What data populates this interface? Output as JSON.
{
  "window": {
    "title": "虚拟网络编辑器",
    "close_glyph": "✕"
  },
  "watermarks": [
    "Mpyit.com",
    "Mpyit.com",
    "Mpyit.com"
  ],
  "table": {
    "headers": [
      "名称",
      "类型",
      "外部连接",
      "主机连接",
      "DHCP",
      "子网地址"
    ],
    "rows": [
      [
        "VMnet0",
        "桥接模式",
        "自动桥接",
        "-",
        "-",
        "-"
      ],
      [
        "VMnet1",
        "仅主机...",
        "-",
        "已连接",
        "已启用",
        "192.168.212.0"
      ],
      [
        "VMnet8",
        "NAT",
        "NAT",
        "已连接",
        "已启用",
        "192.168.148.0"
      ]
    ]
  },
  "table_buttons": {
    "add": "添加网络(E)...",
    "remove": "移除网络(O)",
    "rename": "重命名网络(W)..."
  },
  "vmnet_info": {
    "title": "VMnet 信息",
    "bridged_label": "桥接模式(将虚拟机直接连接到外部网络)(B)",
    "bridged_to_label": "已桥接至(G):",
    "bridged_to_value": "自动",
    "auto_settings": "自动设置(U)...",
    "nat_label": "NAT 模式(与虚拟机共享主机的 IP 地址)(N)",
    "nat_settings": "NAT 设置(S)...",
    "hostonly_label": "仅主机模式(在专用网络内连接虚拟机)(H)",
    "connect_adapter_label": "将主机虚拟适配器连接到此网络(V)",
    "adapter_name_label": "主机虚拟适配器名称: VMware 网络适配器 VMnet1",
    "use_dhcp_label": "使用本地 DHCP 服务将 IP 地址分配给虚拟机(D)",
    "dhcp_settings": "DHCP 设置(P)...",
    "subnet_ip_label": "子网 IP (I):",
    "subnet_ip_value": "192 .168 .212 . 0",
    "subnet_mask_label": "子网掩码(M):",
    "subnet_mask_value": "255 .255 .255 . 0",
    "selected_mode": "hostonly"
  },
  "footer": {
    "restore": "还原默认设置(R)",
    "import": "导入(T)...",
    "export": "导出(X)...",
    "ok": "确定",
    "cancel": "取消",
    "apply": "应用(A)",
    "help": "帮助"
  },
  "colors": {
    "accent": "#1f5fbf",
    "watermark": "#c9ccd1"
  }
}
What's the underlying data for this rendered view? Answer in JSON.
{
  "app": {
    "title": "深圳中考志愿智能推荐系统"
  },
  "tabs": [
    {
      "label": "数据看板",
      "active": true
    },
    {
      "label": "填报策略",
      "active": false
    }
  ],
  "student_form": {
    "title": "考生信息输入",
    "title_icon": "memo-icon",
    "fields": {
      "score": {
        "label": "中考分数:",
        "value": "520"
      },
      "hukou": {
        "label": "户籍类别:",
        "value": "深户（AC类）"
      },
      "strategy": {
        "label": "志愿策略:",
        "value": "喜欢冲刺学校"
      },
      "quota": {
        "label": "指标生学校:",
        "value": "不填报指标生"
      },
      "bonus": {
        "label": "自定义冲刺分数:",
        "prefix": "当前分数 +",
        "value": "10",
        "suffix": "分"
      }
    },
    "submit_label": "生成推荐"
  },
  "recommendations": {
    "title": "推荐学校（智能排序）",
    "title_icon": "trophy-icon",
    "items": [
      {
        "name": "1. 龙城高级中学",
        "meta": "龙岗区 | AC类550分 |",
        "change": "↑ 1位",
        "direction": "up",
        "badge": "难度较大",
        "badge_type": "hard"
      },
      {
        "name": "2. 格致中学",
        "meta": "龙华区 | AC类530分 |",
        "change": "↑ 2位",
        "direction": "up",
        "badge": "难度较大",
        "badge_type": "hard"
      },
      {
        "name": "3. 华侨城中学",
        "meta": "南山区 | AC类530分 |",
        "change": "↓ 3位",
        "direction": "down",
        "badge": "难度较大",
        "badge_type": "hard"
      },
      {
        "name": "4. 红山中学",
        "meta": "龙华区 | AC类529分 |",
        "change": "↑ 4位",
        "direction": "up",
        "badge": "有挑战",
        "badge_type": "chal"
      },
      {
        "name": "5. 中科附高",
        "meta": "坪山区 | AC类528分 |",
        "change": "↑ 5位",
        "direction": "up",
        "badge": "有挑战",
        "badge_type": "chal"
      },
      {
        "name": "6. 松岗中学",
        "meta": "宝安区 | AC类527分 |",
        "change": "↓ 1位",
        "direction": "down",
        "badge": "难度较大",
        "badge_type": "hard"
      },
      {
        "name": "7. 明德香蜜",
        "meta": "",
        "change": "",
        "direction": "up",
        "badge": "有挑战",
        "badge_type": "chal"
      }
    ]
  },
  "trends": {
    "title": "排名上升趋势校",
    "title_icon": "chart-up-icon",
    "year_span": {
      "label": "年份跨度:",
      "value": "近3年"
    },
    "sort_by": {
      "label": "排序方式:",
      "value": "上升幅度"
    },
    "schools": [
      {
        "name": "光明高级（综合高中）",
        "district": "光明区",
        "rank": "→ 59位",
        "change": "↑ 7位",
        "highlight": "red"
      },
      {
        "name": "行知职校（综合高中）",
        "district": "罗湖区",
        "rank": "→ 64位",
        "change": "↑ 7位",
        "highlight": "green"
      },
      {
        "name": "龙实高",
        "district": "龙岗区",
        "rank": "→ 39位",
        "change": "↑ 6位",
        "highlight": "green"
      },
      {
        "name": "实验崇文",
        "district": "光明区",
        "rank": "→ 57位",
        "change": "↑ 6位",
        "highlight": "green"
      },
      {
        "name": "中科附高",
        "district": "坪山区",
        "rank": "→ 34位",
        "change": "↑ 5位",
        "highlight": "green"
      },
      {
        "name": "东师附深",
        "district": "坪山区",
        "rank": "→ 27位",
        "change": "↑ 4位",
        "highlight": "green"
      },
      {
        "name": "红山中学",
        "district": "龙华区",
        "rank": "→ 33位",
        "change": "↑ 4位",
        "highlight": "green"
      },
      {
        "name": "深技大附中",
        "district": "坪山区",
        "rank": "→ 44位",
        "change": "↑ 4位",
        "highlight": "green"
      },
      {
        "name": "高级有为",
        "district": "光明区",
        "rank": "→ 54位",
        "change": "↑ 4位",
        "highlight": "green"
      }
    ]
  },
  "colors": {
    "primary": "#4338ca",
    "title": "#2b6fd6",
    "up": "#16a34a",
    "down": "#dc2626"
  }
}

□ □ □ □ □ □ □

* [What is being asked] Copy out each line above, character for character.

* [Answer below]
What data populates this interface? Output as JSON.
{
  "window": {
    "title": "虚拟网络编辑器",
    "close_glyph": "✕"
  },
  "watermarks": [
    "Mpyit.com",
    "Mpyit.com",
    "Mpyit.com"
  ],
  "table": {
    "headers": [
      "名称",
      "类型",
      "外部连接",
      "主机连接",
      "DHCP",
      "子网地址"
    ],
    "rows": [
      [
        "VMnet0",
        "桥接模式",
        "自动桥接",
        "-",
        "-",
        "-"
      ],
      [
        "VMnet1",
        "仅主机...",
        "-",
        "已连接",
        "已启用",
        "192.168.212.0"
      ],
      [
        "VMnet8",
        "NAT",
        "NAT",
        "已连接",
        "已启用",
        "192.168.148.0"
      ]
    ]
  },
  "table_buttons": {
    "add": "添加网络(E)...",
    "remove": "移除网络(O)",
    "rename": "重命名网络(W)..."
  },
  "vmnet_info": {
    "title": "VMnet 信息",
    "bridged_label": "桥接模式(将虚拟机直接连接到外部网络)(B)",
    "bridged_to_label": "已桥接至(G):",
    "bridged_to_value": "自动",
    "auto_settings": "自动设置(U)...",
    "nat_label": "NAT 模式(与虚拟机共享主机的 IP 地址)(N)",
    "nat_settings": "NAT 设置(S)...",
    "hostonly_label": "仅主机模式(在专用网络内连接虚拟机)(H)",
    "connect_adapter_label": "将主机虚拟适配器连接到此网络(V)",
    "adapter_name_label": "主机虚拟适配器名称: VMware 网络适配器 VMnet1",
    "use_dhcp_label": "使用本地 DHCP 服务将 IP 地址分配给虚拟机(D)",
    "dhcp_settings": "DHCP 设置(P)...",
    "subnet_ip_label": "子网 IP (I):",
    "subnet_ip_value": "192 .168 .212 . 0",
    "subnet_mask_label": "子网掩码(M):",
    "subnet_mask_value": "255 .255 .255 . 0",
    "selected_mode": "hostonly"
  },
  "footer": {
    "restore": "还原默认设置(R)",
    "import": "导入(T)...",
    "export": "导出(X)...",
    "ok": "确定",
    "cancel": "取消",
    "apply": "应用(A)",
    "help": "帮助"
  },
  "colors": {
    "accent": "#1f5fbf",
    "watermark": "#c9ccd1"
  }
}
What's the underlying data for this rendered view? Answer in JSON.
{
  "app": {
    "title": "深圳中考志愿智能推荐系统"
  },
  "tabs": [
    {
      "label": "数据看板",
      "active": true
    },
    {
      "label": "填报策略",
      "active": false
    }
  ],
  "student_form": {
    "title": "考生信息输入",
    "title_icon": "memo-icon",
    "fields": {
      "score": {
        "label": "中考分数:",
        "value": "520"
      },
      "hukou": {
        "label": "户籍类别:",
        "value": "深户（AC类）"
      },
      "strategy": {
        "label": "志愿策略:",
        "value": "喜欢冲刺学校"
      },
      "quota": {
        "label": "指标生学校:",
        "value": "不填报指标生"
      },
      "bonus": {
        "label": "自定义冲刺分数:",
        "prefix": "当前分数 +",
        "value": "10",
        "suffix": "分"
      }
    },
    "submit_label": "生成推荐"
  },
  "recommendations": {
    "title": "推荐学校（智能排序）",
    "title_icon": "trophy-icon",
    "items": [
      {
        "name": "1. 龙城高级中学",
        "meta": "龙岗区 | AC类550分 |",
        "change": "↑ 1位",
        "direction": "up",
        "badge": "难度较大",
        "badge_type": "hard"
      },
      {
        "name": "2. 格致中学",
        "meta": "龙华区 | AC类530分 |",
        "change": "↑ 2位",
        "direction": "up",
        "badge": "难度较大",
        "badge_type": "hard"
      },
      {
        "name": "3. 华侨城中学",
        "meta": "南山区 | AC类530分 |",
        "change": "↓ 3位",
        "direction": "down",
        "badge": "难度较大",
        "badge_type": "hard"
      },
      {
        "name": "4. 红山中学",
        "meta": "龙华区 | AC类529分 |",
        "change": "↑ 4位",
        "direction": "up",
        "badge": "有挑战",
        "badge_type": "chal"
      },
      {
        "name": "5. 中科附高",
        "meta": "坪山区 | AC类528分 |",
        "change": "↑ 5位",
        "direction": "up",
        "badge": "有挑战",
        "badge_type": "chal"
      },
      {
        "name": "6. 松岗中学",
        "meta": "宝安区 | AC类527分 |",
        "change": "↓ 1位",
        "direction": "down",
        "badge": "难度较大",
        "badge_type": "hard"
      },
      {
        "name": "7. 明德香蜜",
        "meta": "",
        "change": "",
        "direction": "up",
        "badge": "有挑战",
        "badge_type": "chal"
      }
    ]
  },
  "trends": {
    "title": "排名上升趋势校",
    "title_icon": "chart-up-icon",
    "year_span": {
      "label": "年份跨度:",
      "value": "近3年"
    },
    "sort_by": {
      "label": "排序方式:",
      "value": "上升幅度"
    },
    "schools": [
      {
        "name": "光明高级（综合高中）",
        "district": "光明区",
        "rank": "→ 59位",
        "change": "↑ 7位",
        "highlight": "red"
      },
      {
        "name": "行知职校（综合高中）",
        "district": "罗湖区",
        "rank": "→ 64位",
        "change": "↑ 7位",
        "highlight": "green"
      },
      {
        "name": "龙实高",
        "district": "龙岗区",
        "rank": "→ 39位",
        "change": "↑ 6位",
        "highlight": "green"
      },
      {
        "name": "实验崇文",
        "district": "光明区",
        "rank": "→ 57位",
        "change": "↑ 6位",
        "highlight": "green"
      },
      {
        "name": "中科附高",
        "district": "坪山区",
        "rank": "→ 34位",
        "change": "↑ 5位",
        "highlight": "green"
      },
      {
        "name": "东师附深",
        "district": "坪山区",
        "rank": "→ 27位",
        "change": "↑ 4位",
        "highlight": "green"
      },
      {
        "name": "红山中学",
        "district": "龙华区",
        "rank": "→ 33位",
        "change": "↑ 4位",
        "highlight": "green"
      },
      {
        "name": "深技大附中",
        "district": "坪山区",
        "rank": "→ 44位",
        "change": "↑ 4位",
        "highlight": "green"
      },
      {
        "name": "高级有为",
        "district": "光明区",
        "rank": "→ 54位",
        "change": "↑ 4位",
        "highlight": "green"
      }
    ]
  },
  "colors": {
    "primary": "#4338ca",
    "title": "#2b6fd6",
    "up": "#16a34a",
    "down": "#dc2626"
  }
}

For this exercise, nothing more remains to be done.